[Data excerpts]

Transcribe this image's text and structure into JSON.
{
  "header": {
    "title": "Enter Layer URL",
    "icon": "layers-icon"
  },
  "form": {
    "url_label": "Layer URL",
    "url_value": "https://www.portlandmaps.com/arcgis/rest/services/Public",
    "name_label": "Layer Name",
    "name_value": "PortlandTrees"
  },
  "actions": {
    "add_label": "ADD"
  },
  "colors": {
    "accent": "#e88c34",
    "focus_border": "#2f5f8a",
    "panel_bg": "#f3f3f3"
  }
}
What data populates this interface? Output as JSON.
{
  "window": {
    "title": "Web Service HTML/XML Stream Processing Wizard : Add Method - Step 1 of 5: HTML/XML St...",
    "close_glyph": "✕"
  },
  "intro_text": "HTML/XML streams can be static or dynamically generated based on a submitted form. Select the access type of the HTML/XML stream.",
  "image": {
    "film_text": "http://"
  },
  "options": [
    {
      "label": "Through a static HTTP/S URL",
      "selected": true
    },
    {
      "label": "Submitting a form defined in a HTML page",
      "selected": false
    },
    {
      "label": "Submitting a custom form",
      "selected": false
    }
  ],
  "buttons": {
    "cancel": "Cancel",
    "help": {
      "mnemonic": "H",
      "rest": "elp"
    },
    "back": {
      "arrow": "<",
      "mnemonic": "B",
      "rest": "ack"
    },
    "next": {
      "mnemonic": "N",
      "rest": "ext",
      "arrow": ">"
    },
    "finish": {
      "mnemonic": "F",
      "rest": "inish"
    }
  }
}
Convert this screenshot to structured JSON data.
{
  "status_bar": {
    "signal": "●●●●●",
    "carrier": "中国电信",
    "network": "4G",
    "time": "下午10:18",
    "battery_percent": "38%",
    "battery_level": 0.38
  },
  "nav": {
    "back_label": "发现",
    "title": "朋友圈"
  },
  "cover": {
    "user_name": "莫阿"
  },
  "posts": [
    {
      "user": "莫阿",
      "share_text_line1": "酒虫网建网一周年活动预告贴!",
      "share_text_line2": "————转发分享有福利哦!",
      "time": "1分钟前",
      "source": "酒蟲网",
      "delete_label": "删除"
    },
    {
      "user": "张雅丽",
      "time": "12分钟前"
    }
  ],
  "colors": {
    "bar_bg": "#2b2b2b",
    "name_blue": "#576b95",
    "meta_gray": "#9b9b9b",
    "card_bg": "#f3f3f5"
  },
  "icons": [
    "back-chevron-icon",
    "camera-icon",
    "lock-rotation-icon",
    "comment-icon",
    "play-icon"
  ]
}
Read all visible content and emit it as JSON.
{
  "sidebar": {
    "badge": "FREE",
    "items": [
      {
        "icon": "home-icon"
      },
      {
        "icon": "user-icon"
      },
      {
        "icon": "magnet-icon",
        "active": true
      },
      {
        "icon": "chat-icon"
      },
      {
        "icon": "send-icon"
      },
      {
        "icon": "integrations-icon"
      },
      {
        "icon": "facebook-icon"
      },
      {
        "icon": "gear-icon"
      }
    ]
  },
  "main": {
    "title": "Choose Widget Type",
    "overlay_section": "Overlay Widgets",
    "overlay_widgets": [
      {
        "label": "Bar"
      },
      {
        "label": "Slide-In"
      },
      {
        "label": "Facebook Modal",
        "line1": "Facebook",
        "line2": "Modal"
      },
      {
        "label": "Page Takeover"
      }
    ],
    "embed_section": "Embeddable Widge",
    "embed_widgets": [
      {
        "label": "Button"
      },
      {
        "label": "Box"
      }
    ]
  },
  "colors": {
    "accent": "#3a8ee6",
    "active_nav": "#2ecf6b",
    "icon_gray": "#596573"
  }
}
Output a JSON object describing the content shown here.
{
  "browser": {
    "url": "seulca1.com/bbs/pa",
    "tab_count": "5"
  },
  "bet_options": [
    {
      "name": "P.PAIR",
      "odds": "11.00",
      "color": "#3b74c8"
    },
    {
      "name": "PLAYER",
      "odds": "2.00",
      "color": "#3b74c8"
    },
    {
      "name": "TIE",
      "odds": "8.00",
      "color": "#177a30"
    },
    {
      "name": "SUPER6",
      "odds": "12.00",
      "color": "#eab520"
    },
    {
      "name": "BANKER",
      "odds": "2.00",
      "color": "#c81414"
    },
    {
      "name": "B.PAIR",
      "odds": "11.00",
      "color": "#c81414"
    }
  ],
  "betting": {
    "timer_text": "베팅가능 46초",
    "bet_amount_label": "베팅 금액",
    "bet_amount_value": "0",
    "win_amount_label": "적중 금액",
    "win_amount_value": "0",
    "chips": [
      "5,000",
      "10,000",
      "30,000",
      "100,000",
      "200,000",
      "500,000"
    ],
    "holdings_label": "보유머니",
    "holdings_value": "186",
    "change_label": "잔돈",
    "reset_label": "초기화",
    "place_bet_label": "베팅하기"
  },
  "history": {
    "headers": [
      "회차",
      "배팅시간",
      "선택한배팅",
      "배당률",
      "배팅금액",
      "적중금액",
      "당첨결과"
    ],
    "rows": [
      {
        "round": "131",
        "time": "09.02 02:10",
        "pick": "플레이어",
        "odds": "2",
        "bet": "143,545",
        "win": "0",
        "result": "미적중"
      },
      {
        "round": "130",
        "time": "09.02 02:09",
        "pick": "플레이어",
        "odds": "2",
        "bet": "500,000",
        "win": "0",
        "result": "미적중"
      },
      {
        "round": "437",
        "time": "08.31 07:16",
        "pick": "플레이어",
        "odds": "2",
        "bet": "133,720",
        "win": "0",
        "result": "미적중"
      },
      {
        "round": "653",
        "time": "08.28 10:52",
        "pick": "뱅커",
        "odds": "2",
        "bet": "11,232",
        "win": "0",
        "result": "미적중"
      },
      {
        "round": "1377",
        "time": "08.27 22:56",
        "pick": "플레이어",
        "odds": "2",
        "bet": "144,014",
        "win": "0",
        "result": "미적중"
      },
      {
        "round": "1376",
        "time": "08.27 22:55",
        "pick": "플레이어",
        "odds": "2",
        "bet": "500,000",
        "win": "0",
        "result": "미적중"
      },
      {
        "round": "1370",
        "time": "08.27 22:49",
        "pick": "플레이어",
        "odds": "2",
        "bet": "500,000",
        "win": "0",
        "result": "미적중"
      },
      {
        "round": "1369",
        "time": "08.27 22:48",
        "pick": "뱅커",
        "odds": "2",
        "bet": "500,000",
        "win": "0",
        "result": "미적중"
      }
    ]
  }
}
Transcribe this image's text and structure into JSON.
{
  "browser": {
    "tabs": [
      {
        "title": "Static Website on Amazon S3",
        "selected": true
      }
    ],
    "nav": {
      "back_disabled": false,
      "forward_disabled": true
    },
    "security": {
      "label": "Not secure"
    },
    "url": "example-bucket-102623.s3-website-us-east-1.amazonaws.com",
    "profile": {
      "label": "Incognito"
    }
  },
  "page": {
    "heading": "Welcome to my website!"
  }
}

- **AIM**: Find each line in the records holding the string "mnemonic" and show it.

- **EXERCISE RESPONSE**:
      "mnemonic": "H",
      "mnemonic": "B",
      "mnemonic": "N",
      "mnemonic": "F",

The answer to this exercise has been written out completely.